* ENTRIES *
* * * * * * * * *

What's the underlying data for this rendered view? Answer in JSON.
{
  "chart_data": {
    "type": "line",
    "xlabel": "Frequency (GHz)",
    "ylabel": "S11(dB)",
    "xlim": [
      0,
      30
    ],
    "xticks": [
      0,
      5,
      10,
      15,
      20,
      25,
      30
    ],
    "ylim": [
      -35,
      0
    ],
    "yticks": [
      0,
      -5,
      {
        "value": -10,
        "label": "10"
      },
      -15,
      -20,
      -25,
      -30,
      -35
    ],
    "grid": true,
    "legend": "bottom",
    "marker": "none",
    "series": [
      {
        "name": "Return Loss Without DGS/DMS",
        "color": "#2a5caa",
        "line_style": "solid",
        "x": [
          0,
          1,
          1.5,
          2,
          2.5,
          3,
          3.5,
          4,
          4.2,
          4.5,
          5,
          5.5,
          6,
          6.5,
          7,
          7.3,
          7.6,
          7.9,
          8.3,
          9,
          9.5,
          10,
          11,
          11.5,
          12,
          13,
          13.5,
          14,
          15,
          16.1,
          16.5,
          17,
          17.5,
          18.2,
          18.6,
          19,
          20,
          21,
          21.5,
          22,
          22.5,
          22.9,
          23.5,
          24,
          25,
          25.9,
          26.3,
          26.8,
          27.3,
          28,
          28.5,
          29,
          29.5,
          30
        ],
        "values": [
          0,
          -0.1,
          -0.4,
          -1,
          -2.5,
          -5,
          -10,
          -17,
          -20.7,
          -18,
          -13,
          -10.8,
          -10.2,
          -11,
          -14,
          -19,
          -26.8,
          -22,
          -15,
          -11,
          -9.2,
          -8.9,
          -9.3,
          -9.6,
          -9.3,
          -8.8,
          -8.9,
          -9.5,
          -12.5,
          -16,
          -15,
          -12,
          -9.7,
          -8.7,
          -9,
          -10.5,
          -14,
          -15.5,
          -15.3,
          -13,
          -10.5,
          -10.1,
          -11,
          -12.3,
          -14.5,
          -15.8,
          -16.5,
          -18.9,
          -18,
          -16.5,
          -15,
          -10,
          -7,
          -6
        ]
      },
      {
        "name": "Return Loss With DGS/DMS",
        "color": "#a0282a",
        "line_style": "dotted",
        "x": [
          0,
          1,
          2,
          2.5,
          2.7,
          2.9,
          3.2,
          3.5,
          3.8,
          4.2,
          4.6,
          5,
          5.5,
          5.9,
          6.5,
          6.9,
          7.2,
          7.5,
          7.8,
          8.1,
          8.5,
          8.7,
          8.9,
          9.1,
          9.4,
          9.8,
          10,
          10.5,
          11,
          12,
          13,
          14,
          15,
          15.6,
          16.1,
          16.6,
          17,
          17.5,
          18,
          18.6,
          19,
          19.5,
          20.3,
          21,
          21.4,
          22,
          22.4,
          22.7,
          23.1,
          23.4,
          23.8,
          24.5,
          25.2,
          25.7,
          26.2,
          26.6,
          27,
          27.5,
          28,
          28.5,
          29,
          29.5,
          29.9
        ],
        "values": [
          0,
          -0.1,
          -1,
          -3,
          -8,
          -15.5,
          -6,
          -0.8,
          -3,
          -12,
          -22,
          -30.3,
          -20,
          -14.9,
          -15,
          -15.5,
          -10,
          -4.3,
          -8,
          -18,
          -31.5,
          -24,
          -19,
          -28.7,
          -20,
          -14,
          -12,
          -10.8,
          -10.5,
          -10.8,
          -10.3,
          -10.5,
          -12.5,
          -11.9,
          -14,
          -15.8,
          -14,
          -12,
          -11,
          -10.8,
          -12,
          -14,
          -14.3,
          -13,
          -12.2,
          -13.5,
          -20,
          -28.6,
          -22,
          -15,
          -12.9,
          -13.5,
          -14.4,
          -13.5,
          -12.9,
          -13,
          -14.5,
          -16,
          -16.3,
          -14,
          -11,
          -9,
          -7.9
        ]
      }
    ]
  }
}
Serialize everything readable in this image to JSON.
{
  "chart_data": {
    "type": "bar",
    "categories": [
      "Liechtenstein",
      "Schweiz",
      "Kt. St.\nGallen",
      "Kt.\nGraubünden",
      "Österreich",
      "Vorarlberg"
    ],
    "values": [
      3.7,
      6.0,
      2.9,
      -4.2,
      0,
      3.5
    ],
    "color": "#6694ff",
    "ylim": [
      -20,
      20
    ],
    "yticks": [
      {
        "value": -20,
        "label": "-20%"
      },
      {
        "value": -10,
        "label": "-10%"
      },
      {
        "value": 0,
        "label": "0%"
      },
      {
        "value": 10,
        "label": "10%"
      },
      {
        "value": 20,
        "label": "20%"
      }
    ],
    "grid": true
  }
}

* * * * * * * * *

* WHAT IS ASKED *
Reproduce precisely the span of lines that begins at the line containing "Serialize everything readable" and ends with the last line of the listing.

* SOLUTION TO THIS PROBLEM *
Serialize everything readable in this image to JSON.
{
  "chart_data": {
    "type": "bar",
    "categories": [
      "Liechtenstein",
      "Schweiz",
      "Kt. St.\nGallen",
      "Kt.\nGraubünden",
      "Österreich",
      "Vorarlberg"
    ],
    "values": [
      3.7,
      6.0,
      2.9,
      -4.2,
      0,
      3.5
    ],
    "color": "#6694ff",
    "ylim": [
      -20,
      20
    ],
    "yticks": [
      {
        "value": -20,
        "label": "-20%"
      },
      {
        "value": -10,
        "label": "-10%"
      },
      {
        "value": 0,
        "label": "0%"
      },
      {
        "value": 10,
        "label": "10%"
      },
      {
        "value": 20,
        "label": "20%"
      }
    ],
    "grid": true
  }
}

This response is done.